(Passage provided)

In entry #731, we looked at one of the different meanings of the verb péter, which is… to fart.

As usual, Rabii Rammal provides us with an illustrative example:

J’ai pété sur une fille.
I farted on a girl.

I assume you’d like to know a bit more than just how to talk about farting on people in French, so let’s look at some other uses of the verb péter.

In Québec, péter is pronounced pèter. The first vowel sounds like è rather than é. This is true for all the tenses of the verb péter.

In Québec, if someone farts “higher than the hole,” it’s because he’s acting like a pretentious ass! It’s a rude expression in French: péter plus haut que le trou. The French (in France) have a similar expression: péter plus haut que son cul, which literally means to fart higher than one’s ass.

When things burst, snap or explode, or if you break something, you can use the verb péter.

La bombe a pété. / La corde a pété.
The bomb exploded. / The rope snapped.

J’ai pété mes lunettes.
I smashed my glasses.

J’ai pété la vitre de l’auto.
I smashed the car window.

(End Passage provided)
(Listed entries)

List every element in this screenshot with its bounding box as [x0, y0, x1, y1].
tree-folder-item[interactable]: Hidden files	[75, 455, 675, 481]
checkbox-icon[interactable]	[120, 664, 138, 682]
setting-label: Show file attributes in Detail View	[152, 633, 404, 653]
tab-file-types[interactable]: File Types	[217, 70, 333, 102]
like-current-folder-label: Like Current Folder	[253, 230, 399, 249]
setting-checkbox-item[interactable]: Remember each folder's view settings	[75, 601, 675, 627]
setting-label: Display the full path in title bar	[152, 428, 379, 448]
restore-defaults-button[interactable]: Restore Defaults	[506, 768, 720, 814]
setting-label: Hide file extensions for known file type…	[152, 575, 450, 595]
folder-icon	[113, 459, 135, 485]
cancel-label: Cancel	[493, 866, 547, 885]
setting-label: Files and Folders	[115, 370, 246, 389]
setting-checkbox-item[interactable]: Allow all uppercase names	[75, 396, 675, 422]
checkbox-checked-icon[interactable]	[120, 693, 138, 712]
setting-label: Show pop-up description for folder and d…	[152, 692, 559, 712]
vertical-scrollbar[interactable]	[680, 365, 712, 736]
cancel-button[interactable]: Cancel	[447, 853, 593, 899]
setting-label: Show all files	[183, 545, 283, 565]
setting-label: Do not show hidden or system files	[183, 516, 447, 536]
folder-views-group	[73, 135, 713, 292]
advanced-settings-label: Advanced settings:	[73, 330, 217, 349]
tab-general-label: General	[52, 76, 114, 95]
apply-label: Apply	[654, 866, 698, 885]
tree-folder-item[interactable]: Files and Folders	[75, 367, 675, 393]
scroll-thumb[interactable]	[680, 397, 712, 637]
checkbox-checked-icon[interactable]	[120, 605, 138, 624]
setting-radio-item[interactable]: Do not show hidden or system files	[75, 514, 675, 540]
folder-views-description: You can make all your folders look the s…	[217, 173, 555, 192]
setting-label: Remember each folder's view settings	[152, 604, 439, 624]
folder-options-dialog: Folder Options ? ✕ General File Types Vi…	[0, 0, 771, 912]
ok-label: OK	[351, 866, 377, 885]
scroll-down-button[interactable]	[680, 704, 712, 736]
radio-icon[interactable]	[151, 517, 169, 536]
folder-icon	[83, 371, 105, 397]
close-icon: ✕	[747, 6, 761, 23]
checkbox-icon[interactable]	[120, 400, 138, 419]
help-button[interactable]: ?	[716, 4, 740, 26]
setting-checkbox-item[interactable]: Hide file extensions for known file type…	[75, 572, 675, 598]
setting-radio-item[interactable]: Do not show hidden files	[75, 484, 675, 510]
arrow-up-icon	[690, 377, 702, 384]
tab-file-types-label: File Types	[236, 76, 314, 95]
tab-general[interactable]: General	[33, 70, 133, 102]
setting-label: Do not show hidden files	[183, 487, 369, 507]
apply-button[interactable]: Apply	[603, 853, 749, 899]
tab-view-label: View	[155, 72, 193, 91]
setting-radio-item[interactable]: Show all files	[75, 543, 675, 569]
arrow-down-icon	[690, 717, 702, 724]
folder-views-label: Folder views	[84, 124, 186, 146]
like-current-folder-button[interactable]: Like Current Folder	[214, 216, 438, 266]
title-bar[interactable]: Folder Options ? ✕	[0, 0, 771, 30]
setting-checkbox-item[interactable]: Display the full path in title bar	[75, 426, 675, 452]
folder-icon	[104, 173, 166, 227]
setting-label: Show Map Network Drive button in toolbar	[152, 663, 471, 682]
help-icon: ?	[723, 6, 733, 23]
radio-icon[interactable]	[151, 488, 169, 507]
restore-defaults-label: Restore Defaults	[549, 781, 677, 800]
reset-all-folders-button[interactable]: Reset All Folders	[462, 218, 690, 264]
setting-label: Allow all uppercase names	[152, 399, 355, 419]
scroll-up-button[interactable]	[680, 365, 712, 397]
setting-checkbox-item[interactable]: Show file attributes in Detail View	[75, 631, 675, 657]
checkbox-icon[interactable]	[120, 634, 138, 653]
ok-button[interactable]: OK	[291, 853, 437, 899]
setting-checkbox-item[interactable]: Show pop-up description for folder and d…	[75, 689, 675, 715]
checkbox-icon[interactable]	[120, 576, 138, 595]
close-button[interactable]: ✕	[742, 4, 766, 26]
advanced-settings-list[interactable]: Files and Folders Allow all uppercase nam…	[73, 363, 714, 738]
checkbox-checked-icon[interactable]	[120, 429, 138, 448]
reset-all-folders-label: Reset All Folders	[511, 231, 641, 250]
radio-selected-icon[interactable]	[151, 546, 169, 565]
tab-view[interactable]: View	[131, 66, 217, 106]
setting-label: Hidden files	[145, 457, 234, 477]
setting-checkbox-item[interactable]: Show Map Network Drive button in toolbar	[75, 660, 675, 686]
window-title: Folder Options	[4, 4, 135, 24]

(End Listed entries)

_Problems and tasks_
(1) In the passage on péter, swap "rope" for "string" and write out the portion that opens at "In Québec, if" and closes after "pété mes lunettes.".
(2) List every complete French sentence in the passage on péter that comes with an English translation.
The data plays no part in the tasks and can be set aside.

_Answers by item number_
(1)
In Québec, if someone farts “higher than the hole,” it’s because he’s acting like a pretentious ass! It’s a rude expression in French: péter plus haut que le trou. The French (in France) have a similar expression: péter plus haut que son cul, which literally means to fart higher than one’s ass.

When things burst, snap or explode, or if you break something, you can use the verb péter.

La bombe a pété. / La corde a pété.
The bomb exploded. / The string snapped.

J’ai pété mes lunettes.

(2)
J’ai pété sur une fille.
La bombe a pété.
La corde a pété.
J’ai pété mes lunettes.
J’ai pété la vitre de l’auto.